Source records:
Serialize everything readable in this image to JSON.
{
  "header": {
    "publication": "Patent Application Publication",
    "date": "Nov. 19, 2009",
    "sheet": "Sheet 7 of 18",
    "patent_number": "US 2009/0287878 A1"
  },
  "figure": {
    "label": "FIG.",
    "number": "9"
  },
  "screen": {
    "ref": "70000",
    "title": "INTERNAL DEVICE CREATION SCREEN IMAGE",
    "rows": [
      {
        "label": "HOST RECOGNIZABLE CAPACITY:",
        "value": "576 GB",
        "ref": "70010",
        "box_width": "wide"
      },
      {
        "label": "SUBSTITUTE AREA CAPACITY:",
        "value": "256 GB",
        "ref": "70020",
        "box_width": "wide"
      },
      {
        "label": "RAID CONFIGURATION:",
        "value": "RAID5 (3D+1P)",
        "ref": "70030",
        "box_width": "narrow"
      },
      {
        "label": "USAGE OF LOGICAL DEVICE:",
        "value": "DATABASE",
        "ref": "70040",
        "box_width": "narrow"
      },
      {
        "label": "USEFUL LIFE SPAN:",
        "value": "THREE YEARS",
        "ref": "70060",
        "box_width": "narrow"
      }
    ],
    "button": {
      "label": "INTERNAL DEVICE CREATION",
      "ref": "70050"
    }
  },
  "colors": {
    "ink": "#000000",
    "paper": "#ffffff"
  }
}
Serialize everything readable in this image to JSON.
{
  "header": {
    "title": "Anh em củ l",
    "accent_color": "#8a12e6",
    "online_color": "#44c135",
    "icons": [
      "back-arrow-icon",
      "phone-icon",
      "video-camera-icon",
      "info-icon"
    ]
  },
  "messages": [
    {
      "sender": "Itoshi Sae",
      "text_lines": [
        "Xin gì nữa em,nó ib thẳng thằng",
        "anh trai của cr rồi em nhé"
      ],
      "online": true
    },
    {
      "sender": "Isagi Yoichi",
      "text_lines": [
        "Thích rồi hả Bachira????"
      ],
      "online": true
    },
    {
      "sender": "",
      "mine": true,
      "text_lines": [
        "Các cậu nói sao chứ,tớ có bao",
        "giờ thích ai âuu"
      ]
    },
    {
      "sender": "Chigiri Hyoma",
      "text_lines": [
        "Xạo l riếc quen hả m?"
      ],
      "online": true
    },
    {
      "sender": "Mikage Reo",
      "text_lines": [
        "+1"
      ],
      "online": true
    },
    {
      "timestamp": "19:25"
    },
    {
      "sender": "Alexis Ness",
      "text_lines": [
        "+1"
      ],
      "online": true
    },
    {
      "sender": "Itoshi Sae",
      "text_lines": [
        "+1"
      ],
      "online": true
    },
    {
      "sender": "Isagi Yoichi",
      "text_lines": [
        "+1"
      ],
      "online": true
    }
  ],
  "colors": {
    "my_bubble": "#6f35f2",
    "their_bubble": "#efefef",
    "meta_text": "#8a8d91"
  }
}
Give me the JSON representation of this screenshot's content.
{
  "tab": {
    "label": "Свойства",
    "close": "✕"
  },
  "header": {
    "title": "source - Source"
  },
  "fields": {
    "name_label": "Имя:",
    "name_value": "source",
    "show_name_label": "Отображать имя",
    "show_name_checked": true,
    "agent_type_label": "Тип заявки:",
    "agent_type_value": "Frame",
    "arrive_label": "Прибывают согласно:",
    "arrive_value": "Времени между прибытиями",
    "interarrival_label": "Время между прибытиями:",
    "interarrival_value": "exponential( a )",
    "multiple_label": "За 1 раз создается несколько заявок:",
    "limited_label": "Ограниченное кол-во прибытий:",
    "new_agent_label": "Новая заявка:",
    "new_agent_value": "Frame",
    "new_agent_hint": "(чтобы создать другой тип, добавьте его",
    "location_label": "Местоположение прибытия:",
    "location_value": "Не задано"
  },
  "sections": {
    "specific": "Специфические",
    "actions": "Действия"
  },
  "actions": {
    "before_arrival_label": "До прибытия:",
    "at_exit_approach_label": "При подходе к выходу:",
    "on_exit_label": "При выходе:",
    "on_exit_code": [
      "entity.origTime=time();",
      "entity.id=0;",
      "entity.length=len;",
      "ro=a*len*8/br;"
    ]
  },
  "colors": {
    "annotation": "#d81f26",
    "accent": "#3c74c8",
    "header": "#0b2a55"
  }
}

Problem statement>
Check every line for "между" and show the ones that have it.

Task answer>
    "arrive_value": "Времени между прибытиями",
    "interarrival_label": "Время между прибытиями:",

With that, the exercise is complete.